§ EXTRACTED MATERIAL
⟨
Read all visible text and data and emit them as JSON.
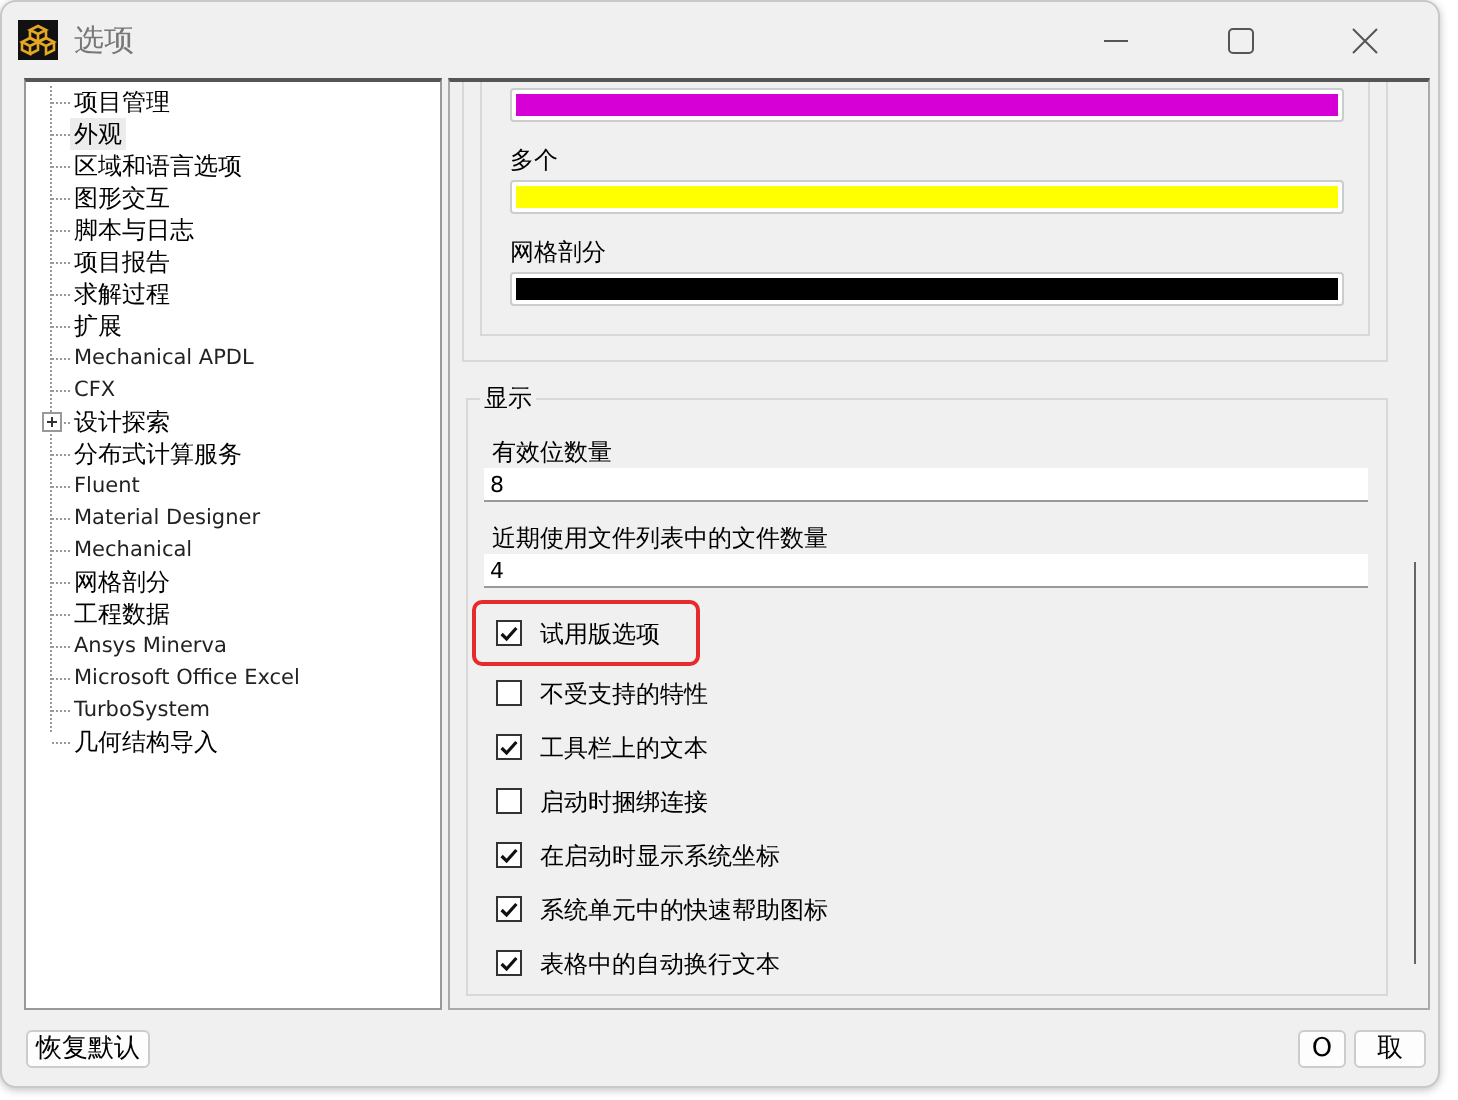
{
  "window": {
    "title": "选项"
  },
  "tree": [
    {
      "label": "项目管理",
      "selected": false
    },
    {
      "label": "外观",
      "selected": true
    },
    {
      "label": "区域和语言选项",
      "selected": false
    },
    {
      "label": "图形交互",
      "selected": false
    },
    {
      "label": "脚本与日志",
      "selected": false
    },
    {
      "label": "项目报告",
      "selected": false
    },
    {
      "label": "求解过程",
      "selected": false
    },
    {
      "label": "扩展",
      "selected": false
    },
    {
      "label": "Mechanical APDL",
      "selected": false
    },
    {
      "label": "CFX",
      "selected": false
    },
    {
      "label": "设计探索",
      "selected": false,
      "expanded": false
    },
    {
      "label": "分布式计算服务",
      "selected": false
    },
    {
      "label": "Fluent",
      "selected": false
    },
    {
      "label": "Material Designer",
      "selected": false
    },
    {
      "label": "Mechanical",
      "selected": false
    },
    {
      "label": "网格剖分",
      "selected": false
    },
    {
      "label": "工程数据",
      "selected": false
    },
    {
      "label": "Ansys Minerva",
      "selected": false
    },
    {
      "label": "Microsoft Office Excel",
      "selected": false
    },
    {
      "label": "TurboSystem",
      "selected": false
    },
    {
      "label": "几何结构导入",
      "selected": false
    }
  ],
  "colors": [
    {
      "color": "#d600d6"
    },
    {
      "label": "多个",
      "color": "#ffff00"
    },
    {
      "label": "网格剖分",
      "color": "#000000"
    }
  ],
  "display": {
    "title": "显示",
    "fields": [
      {
        "label": "有效位数量",
        "value": "8"
      },
      {
        "label": "近期使用文件列表中的文件数量",
        "value": "4"
      }
    ],
    "checkboxes": [
      {
        "label": "试用版选项",
        "checked": true,
        "highlighted": true
      },
      {
        "label": "不受支持的特性",
        "checked": false,
        "highlighted": false
      },
      {
        "label": "工具栏上的文本",
        "checked": true,
        "highlighted": false
      },
      {
        "label": "启动时捆绑连接",
        "checked": false,
        "highlighted": false
      },
      {
        "label": "在启动时显示系统坐标",
        "checked": true,
        "highlighted": false
      },
      {
        "label": "系统单元中的快速帮助图标",
        "checked": true,
        "highlighted": false
      },
      {
        "label": "表格中的自动换行文本",
        "checked": true,
        "highlighted": false
      }
    ]
  },
  "buttons": {
    "restore": "恢复默认",
    "ok": "O",
    "cancel": "取"
  }
}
⟩
§ PROBLEM STATEMENT
Without the pictures, write out every entry precisely as it appears.

§ FULL SOLUTION
Read all visible text and data and emit them as JSON.
{
  "window": {
    "title": "选项"
  },
  "tree": [
    {
      "label": "项目管理",
      "selected": false
    },
    {
      "label": "外观",
      "selected": true
    },
    {
      "label": "区域和语言选项",
      "selected": false
    },
    {
      "label": "图形交互",
      "selected": false
    },
    {
      "label": "脚本与日志",
      "selected": false
    },
    {
      "label": "项目报告",
      "selected": false
    },
    {
      "label": "求解过程",
      "selected": false
    },
    {
      "label": "扩展",
      "selected": false
    },
    {
      "label": "Mechanical APDL",
      "selected": false
    },
    {
      "label": "CFX",
      "selected": false
    },
    {
      "label": "设计探索",
      "selected": false,
      "expanded": false
    },
    {
      "label": "分布式计算服务",
      "selected": false
    },
    {
      "label": "Fluent",
      "selected": false
    },
    {
      "label": "Material Designer",
      "selected": false
    },
    {
      "label": "Mechanical",
      "selected": false
    },
    {
      "label": "网格剖分",
      "selected": false
    },
    {
      "label": "工程数据",
      "selected": false
    },
    {
      "label": "Ansys Minerva",
      "selected": false
    },
    {
      "label": "Microsoft Office Excel",
      "selected": false
    },
    {
      "label": "TurboSystem",
      "selected": false
    },
    {
      "label": "几何结构导入",
      "selected": false
    }
  ],
  "colors": [
    {
      "color": "#d600d6"
    },
    {
      "label": "多个",
      "color": "#ffff00"
    },
    {
      "label": "网格剖分",
      "color": "#000000"
    }
  ],
  "display": {
    "title": "显示",
    "fields": [
      {
        "label": "有效位数量",
        "value": "8"
      },
      {
        "label": "近期使用文件列表中的文件数量",
        "value": "4"
      }
    ],
    "checkboxes": [
      {
        "label": "试用版选项",
        "checked": true,
        "highlighted": true
      },
      {
        "label": "不受支持的特性",
        "checked": false,
        "highlighted": false
      },
      {
        "label": "工具栏上的文本",
        "checked": true,
        "highlighted": false
      },
      {
        "label": "启动时捆绑连接",
        "checked": false,
        "highlighted": false
      },
      {
        "label": "在启动时显示系统坐标",
        "checked": true,
        "highlighted": false
      },
      {
        "label": "系统单元中的快速帮助图标",
        "checked": true,
        "highlighted": false
      },
      {
        "label": "表格中的自动换行文本",
        "checked": true,
        "highlighted": false
      }
    ]
  },
  "buttons": {
    "restore": "恢复默认",
    "ok": "O",
    "cancel": "取"
  }
}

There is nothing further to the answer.